> _Short exercise 1_
Copy the entries word for word, starting with the first entry and stopping after the line that contains "call-bubble[interactable]: 对方无应答 xyxy=(325,307,545,377)".

> _Source extract_
The family of Lisa Dorrian have said murderers who do not disclose the location of victims must serve at least 20 years imprisonment.

Joanne Dorrian, whose sister Lisa vanished after a party on the Ards Peninsula at a caravan park in 2005, spoke to Ards North Down councillors, urging support on her response to questions posed by the Justice Minister Naomi Long in the consultation for “Charlotte’s Law”.

She told the council’s Corporate Committee that murderers who do not disclose where the remains of their victims lie must have their crimes re-categorised, must serve at least 20 years, and should receive a one-off period of 18 months at the beginning of their sentence to disclose the location for a sentence review.

The consultation is part of a review examining the need for new legislation similar to “Helen’s Law” which was introduced in England and Wales in 2020.

The consultation also asks whether a bespoke change in the law should be made in Northern Ireland, to be known as “Charlotte’s Law”, inspired by a campaign led by the family of Charlotte Murray and supported by the family of Lisa Dorrian.

Items from a data source
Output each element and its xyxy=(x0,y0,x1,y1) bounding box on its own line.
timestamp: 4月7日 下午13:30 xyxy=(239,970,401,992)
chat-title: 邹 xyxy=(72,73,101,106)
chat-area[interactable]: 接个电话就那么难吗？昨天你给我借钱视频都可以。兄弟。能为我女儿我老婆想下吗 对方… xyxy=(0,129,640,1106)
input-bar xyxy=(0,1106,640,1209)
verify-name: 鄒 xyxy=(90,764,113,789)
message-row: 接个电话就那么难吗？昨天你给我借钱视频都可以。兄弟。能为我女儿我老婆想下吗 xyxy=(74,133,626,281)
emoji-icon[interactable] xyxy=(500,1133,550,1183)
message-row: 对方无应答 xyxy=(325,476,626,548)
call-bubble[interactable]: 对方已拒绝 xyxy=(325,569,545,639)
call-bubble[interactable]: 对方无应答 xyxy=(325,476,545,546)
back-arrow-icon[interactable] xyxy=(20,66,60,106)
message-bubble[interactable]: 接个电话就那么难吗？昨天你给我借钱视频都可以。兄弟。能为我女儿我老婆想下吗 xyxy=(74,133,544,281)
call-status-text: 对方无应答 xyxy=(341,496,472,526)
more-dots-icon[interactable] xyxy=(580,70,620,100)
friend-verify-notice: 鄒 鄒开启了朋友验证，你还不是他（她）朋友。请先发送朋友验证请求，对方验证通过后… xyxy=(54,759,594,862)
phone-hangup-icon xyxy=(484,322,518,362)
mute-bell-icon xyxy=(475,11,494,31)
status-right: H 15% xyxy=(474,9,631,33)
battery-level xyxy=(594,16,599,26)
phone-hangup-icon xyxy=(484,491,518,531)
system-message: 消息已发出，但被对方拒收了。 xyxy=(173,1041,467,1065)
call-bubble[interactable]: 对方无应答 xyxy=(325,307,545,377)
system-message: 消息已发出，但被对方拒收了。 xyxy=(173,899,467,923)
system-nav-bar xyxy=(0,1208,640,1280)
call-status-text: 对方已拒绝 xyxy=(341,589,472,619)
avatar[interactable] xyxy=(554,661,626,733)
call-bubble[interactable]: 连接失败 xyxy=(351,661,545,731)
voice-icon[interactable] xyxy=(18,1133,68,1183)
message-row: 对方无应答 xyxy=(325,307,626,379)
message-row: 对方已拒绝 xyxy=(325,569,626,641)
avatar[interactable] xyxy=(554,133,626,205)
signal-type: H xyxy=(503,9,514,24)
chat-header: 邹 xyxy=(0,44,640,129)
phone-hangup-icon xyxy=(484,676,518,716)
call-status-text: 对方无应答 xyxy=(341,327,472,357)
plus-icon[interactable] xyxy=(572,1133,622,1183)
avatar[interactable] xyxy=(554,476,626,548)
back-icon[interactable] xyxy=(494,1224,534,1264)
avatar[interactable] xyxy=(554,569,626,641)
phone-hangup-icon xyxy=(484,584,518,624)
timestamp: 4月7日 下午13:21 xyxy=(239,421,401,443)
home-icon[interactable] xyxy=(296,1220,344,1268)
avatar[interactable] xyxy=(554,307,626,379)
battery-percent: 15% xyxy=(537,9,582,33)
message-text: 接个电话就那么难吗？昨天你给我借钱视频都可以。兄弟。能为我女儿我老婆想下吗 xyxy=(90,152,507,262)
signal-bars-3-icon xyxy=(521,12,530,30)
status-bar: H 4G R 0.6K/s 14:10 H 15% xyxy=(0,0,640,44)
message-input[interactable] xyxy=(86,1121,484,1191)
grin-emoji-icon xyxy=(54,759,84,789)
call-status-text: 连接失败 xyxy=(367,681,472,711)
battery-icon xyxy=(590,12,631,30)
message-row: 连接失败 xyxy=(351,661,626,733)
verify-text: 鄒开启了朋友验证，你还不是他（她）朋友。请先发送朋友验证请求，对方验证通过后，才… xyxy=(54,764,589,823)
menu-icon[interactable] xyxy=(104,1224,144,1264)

> _Short exercise 2_
In the passage on Lisa Dorrian's family, rewrite the part that begins at the words "She told the" and ends after "Wales in 2020.", substituting "24 months" for "18 months".

> _Finished answer 1_
Output each element and its xyxy=(x0,y0,x1,y1) bounding box on its own line.
timestamp: 4月7日 下午13:30 xyxy=(239,970,401,992)
chat-title: 邹 xyxy=(72,73,101,106)
chat-area[interactable]: 接个电话就那么难吗？昨天你给我借钱视频都可以。兄弟。能为我女儿我老婆想下吗 对方… xyxy=(0,129,640,1106)
input-bar xyxy=(0,1106,640,1209)
verify-name: 鄒 xyxy=(90,764,113,789)
message-row: 接个电话就那么难吗？昨天你给我借钱视频都可以。兄弟。能为我女儿我老婆想下吗 xyxy=(74,133,626,281)
emoji-icon[interactable] xyxy=(500,1133,550,1183)
message-row: 对方无应答 xyxy=(325,476,626,548)
call-bubble[interactable]: 对方已拒绝 xyxy=(325,569,545,639)
call-bubble[interactable]: 对方无应答 xyxy=(325,476,545,546)
back-arrow-icon[interactable] xyxy=(20,66,60,106)
message-bubble[interactable]: 接个电话就那么难吗？昨天你给我借钱视频都可以。兄弟。能为我女儿我老婆想下吗 xyxy=(74,133,544,281)
call-status-text: 对方无应答 xyxy=(341,496,472,526)
more-dots-icon[interactable] xyxy=(580,70,620,100)
friend-verify-notice: 鄒 鄒开启了朋友验证，你还不是他（她）朋友。请先发送朋友验证请求，对方验证通过后… xyxy=(54,759,594,862)
phone-hangup-icon xyxy=(484,322,518,362)
mute-bell-icon xyxy=(475,11,494,31)
status-right: H 15% xyxy=(474,9,631,33)
battery-level xyxy=(594,16,599,26)
phone-hangup-icon xyxy=(484,491,518,531)
system-message: 消息已发出，但被对方拒收了。 xyxy=(173,1041,467,1065)
call-bubble[interactable]: 对方无应答 xyxy=(325,307,545,377)

> _Finished answer 2_
She told the council’s Corporate Committee that murderers who do not disclose where the remains of their victims lie must have their crimes re-categorised, must serve at least 20 years, and should receive a one-off period of 24 months at the beginning of their sentence to disclose the location for a sentence review.

The consultation is part of a review examining the need for new legislation similar to “Helen’s Law” which was introduced in England and Wales in 2020.